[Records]
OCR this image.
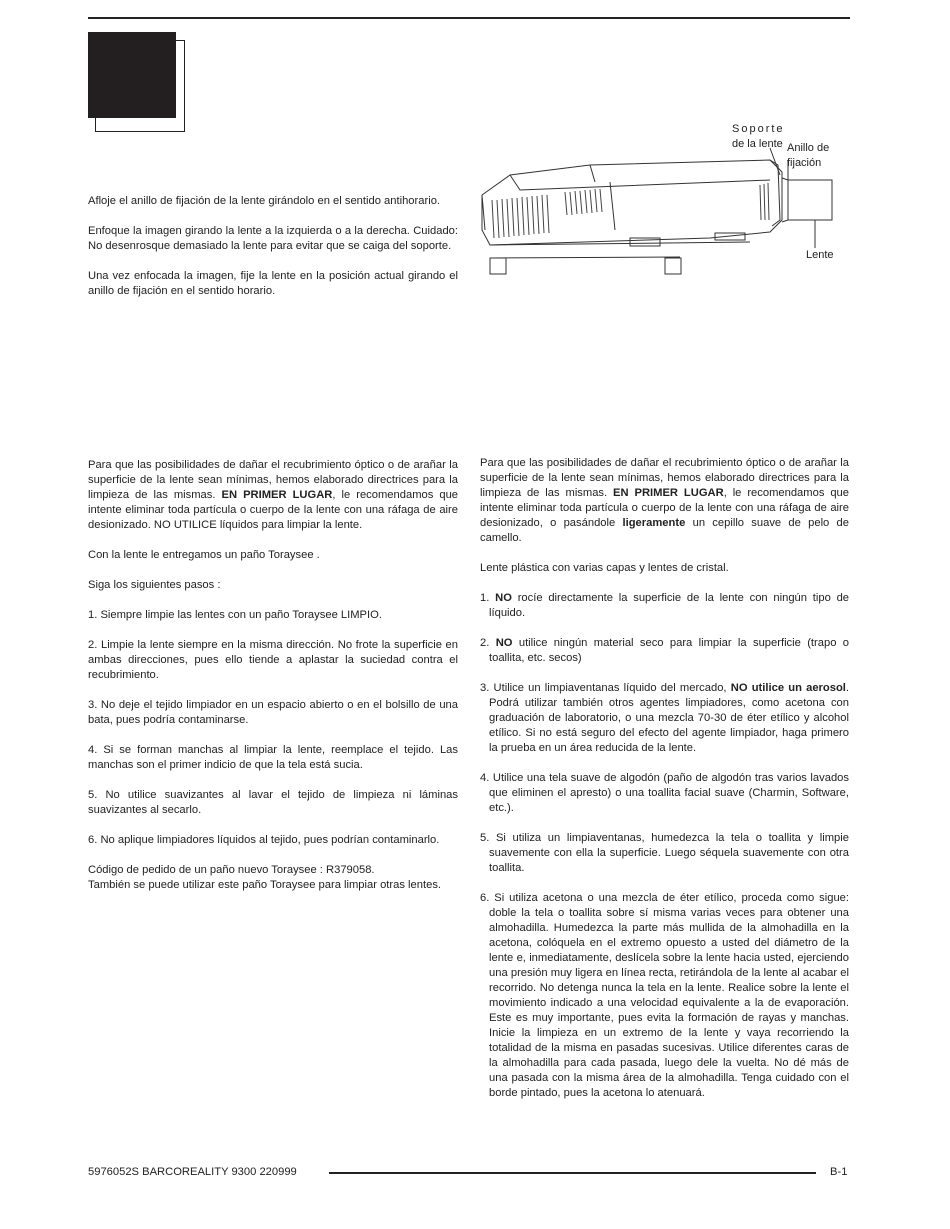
Soporte
de la lente Anillo de
fijación
Lente

Afloje el anillo de fijación de la lente girándolo en el sentido antihorario.

Enfoque la imagen girando la lente a la izquierda o a la derecha. Cuidado: No desenrosque demasiado la lente para evitar que se caiga del soporte.

Una vez enfocada la imagen, fije la lente en la posición actual girando el anillo de fijación en el sentido horario.

Para que las posibilidades de dañar el recubrimiento óptico o de arañar la superficie de la lente sean mínimas, hemos elaborado directrices para la limpieza de las mismas. EN PRIMER LUGAR, le recomendamos que intente eliminar toda partícula o cuerpo de la lente con una ráfaga de aire desionizado. NO UTILICE líquidos para limpiar la lente.

Con la lente le entregamos un paño Toraysee .

Siga los siguientes pasos :

1. Siempre limpie las lentes con un paño Toraysee LIMPIO.

2. Limpie la lente siempre en la misma dirección. No frote la superficie en ambas direcciones, pues ello tiende a aplastar la suciedad contra el recubrimiento.

3. No deje el tejido limpiador en un espacio abierto o en el bolsillo de una bata, pues podría contaminarse.

4. Si se forman manchas al limpiar la lente, reemplace el tejido. Las manchas son el primer indicio de que la tela está sucia.

5. No utilice suavizantes al lavar el tejido de limpieza ni láminas suavizantes al secarlo.

6. No aplique limpiadores líquidos al tejido, pues podrían contaminarlo.

Código de pedido de un paño nuevo Toraysee : R379058.
También se puede utilizar este paño Toraysee para limpiar otras lentes.

Para que las posibilidades de dañar el recubrimiento óptico o de arañar la superficie de la lente sean mínimas, hemos elaborado directrices para la limpieza de las mismas. EN PRIMER LUGAR, le recomendamos que intente eliminar toda partícula o cuerpo de la lente con una ráfaga de aire desionizado, o pasándole ligeramente un cepillo suave de pelo de camello.

Lente plástica con varias capas y lentes de cristal.

1. NO rocíe directamente la superficie de la lente con ningún tipo de líquido.

2. NO utilice ningún material seco para limpiar la superficie (trapo o toallita, etc. secos)

3. Utilice un limpiaventanas líquido del mercado, NO utilice un aerosol. Podrá utilizar también otros agentes limpiadores, como acetona con graduación de laboratorio, o una mezcla 70-30 de éter etílico y alcohol etílico. Si no está seguro del efecto del agente limpiador, haga primero la prueba en un área reducida de la lente.

4. Utilice una tela suave de algodón (paño de algodón tras varios lavados que eliminen el apresto) o una toallita facial suave (Charmin, Software, etc.).

5. Si utiliza un limpiaventanas, humedezca la tela o toallita y limpie suavemente con ella la superficie. Luego séquela suavemente con otra toallita.

6. Si utiliza acetona o una mezcla de éter etílico, proceda como sigue: doble la tela o toallita sobre sí misma varias veces para obtener una almohadilla. Humedezca la parte más mullida de la almohadilla en la acetona, colóquela en el extremo opuesto a usted del diámetro de la lente e, inmediatamente, deslícela sobre la lente hacia usted, ejerciendo una presión muy ligera en línea recta, retirándola de la lente al acabar el recorrido. No detenga nunca la tela en la lente. Realice sobre la lente el movimiento indicado a una velocidad equivalente a la de evaporación. Este es muy importante, pues evita la formación de rayas y manchas. Inicie la limpieza en un extremo de la lente y vaya recorriendo la totalidad de la misma en pasadas sucesivas. Utilice diferentes caras de la almohadilla para cada pasada, luego dele la vuelta. No dé más de una pasada con la misma área de la almohadilla. Tenga cuidado con el borde pintado, pues la acetona lo atenuará.

5976052S BARCOREALITY 9300 220999	B-1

#### INSTRUCTIONS TO FOLLOW
Read through the entries and copy each line in which "ningún" appears.

#### ANSWER TO THIS TASK
1. NO rocíe directamente la superficie de la lente con ningún tipo de líquido.
2. NO utilice ningún material seco para limpiar la superficie (trapo o toallita, etc. secos)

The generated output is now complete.